- _Aim of the task_
Copy down all of the data underneath, exactly as shown.

- _Items_

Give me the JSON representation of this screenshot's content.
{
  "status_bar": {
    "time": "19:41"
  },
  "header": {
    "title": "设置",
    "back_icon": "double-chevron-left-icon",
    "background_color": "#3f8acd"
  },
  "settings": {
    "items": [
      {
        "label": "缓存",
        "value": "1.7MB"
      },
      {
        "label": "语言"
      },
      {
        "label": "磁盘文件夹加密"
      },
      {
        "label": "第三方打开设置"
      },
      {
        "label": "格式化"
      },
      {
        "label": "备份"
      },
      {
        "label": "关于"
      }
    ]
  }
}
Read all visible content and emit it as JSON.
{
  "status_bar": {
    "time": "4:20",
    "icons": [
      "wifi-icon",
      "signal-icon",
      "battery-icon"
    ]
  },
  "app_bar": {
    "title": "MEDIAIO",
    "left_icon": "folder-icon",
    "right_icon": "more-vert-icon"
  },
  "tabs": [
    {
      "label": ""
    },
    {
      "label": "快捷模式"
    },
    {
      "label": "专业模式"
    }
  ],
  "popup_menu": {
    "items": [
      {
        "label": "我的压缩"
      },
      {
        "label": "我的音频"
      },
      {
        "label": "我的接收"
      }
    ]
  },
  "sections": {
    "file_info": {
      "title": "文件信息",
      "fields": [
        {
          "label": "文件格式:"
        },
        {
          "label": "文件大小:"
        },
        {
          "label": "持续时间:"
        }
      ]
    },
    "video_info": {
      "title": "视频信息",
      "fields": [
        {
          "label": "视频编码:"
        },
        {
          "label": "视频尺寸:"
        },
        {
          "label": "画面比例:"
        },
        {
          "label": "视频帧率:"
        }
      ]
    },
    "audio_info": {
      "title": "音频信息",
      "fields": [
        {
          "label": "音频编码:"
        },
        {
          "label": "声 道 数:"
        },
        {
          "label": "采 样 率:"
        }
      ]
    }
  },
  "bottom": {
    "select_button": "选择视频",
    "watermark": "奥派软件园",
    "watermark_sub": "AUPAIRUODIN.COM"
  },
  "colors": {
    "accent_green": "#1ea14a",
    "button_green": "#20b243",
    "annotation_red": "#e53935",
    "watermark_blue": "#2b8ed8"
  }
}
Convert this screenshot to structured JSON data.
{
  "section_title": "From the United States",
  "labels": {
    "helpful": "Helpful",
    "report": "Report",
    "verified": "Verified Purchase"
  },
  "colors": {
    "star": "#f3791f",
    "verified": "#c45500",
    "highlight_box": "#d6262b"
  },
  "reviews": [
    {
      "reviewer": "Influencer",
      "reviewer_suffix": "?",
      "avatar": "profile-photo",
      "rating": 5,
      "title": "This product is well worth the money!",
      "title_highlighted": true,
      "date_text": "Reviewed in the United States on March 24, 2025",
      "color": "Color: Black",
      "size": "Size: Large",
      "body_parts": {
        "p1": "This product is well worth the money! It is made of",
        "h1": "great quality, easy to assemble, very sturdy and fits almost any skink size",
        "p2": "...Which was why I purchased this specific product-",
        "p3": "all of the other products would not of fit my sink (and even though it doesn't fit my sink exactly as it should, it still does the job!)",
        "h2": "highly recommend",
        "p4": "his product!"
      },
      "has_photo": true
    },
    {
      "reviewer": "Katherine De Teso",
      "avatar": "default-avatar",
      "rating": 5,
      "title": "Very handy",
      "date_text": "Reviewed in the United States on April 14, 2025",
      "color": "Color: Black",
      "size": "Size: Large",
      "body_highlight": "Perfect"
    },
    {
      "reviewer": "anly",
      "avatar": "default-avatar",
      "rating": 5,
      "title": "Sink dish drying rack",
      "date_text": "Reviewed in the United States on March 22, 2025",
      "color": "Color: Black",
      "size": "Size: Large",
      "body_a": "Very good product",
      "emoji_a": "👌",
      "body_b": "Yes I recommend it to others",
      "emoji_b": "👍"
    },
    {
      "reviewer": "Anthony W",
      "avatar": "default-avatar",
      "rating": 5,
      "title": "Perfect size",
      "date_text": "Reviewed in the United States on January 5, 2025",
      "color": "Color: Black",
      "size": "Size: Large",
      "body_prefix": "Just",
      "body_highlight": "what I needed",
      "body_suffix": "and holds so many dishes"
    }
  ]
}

- _Response to this task_
Give me the JSON representation of this screenshot's content.
{
  "status_bar": {
    "time": "19:41"
  },
  "header": {
    "title": "设置",
    "back_icon": "double-chevron-left-icon",
    "background_color": "#3f8acd"
  },
  "settings": {
    "items": [
      {
        "label": "缓存",
        "value": "1.7MB"
      },
      {
        "label": "语言"
      },
      {
        "label": "磁盘文件夹加密"
      },
      {
        "label": "第三方打开设置"
      },
      {
        "label": "格式化"
      },
      {
        "label": "备份"
      },
      {
        "label": "关于"
      }
    ]
  }
}
Read all visible content and emit it as JSON.
{
  "status_bar": {
    "time": "4:20",
    "icons": [
      "wifi-icon",
      "signal-icon",
      "battery-icon"
    ]
  },
  "app_bar": {
    "title": "MEDIAIO",
    "left_icon": "folder-icon",
    "right_icon": "more-vert-icon"
  },
  "tabs": [
    {
      "label": ""
    },
    {
      "label": "快捷模式"
    },
    {
      "label": "专业模式"
    }
  ],
  "popup_menu": {
    "items": [
      {
        "label": "我的压缩"
      },
      {
        "label": "我的音频"
      },
      {
        "label": "我的接收"
      }
    ]
  },
  "sections": {
    "file_info": {
      "title": "文件信息",
      "fields": [
        {
          "label": "文件格式:"
        },
        {
          "label": "文件大小:"
        },
        {
          "label": "持续时间:"
        }
      ]
    },
    "video_info": {
      "title": "视频信息",
      "fields": [
        {
          "label": "视频编码:"
        },
        {
          "label": "视频尺寸:"
        },
        {
          "label": "画面比例:"
        },
        {
          "label": "视频帧率:"
        }
      ]
    },
    "audio_info": {
      "title": "音频信息",
      "fields": [
        {
          "label": "音频编码:"
        },
        {
          "label": "声 道 数:"
        },
        {
          "label": "采 样 率:"
        }
      ]
    }
  },
  "bottom": {
    "select_button": "选择视频",
    "watermark": "奥派软件园",
    "watermark_sub": "AUPAIRUODIN.COM"
  },
  "colors": {
    "accent_green": "#1ea14a",
    "button_green": "#20b243",
    "annotation_red": "#e53935",
    "watermark_blue": "#2b8ed8"
  }
}
Convert this screenshot to structured JSON data.
{
  "section_title": "From the United States",
  "labels": {
    "helpful": "Helpful",
    "report": "Report",
    "verified": "Verified Purchase"
  },
  "colors": {
    "star": "#f3791f",
    "verified": "#c45500",
    "highlight_box": "#d6262b"
  },
  "reviews": [
    {
      "reviewer": "Influencer",
      "reviewer_suffix": "?",
      "avatar": "profile-photo",
      "rating": 5,
      "title": "This product is well worth the money!",
      "title_highlighted": true,
      "date_text": "Reviewed in the United States on March 24, 2025",
      "color": "Color: Black",
      "size": "Size: Large",
      "body_parts": {
        "p1": "This product is well worth the money! It is made of",
        "h1": "great quality, easy to assemble, very sturdy and fits almost any skink size",
        "p2": "...Which was why I purchased this specific product-",
        "p3": "all of the other products would not of fit my sink (and even though it doesn't fit my sink exactly as it should, it still does the job!)",
        "h2": "highly recommend",
        "p4": "his product!"
      },
      "has_photo": true
    },
    {
      "reviewer": "Katherine De Teso",
      "avatar": "default-avatar",
      "rating": 5,
      "title": "Very handy",
      "date_text": "Reviewed in the United States on April 14, 2025",
      "color": "Color: Black",
      "size": "Size: Large",
      "body_highlight": "Perfect"
    },
    {
      "reviewer": "anly",
      "avatar": "default-avatar",
      "rating": 5,
      "title": "Sink dish drying rack",
      "date_text": "Reviewed in the United States on March 22, 2025",
      "color": "Color: Black",
      "size": "Size: Large",
      "body_a": "Very good product",
      "emoji_a": "👌",
      "body_b": "Yes I recommend it to others",
      "emoji_b": "👍"
    },
    {
      "reviewer": "Anthony W",
      "avatar": "default-avatar",
      "rating": 5,
      "title": "Perfect size",
      "date_text": "Reviewed in the United States on January 5, 2025",
      "color": "Color: Black",
      "size": "Size: Large",
      "body_prefix": "Just",
      "body_highlight": "what I needed",
      "body_suffix": "and holds so many dishes"
    }
  ]
}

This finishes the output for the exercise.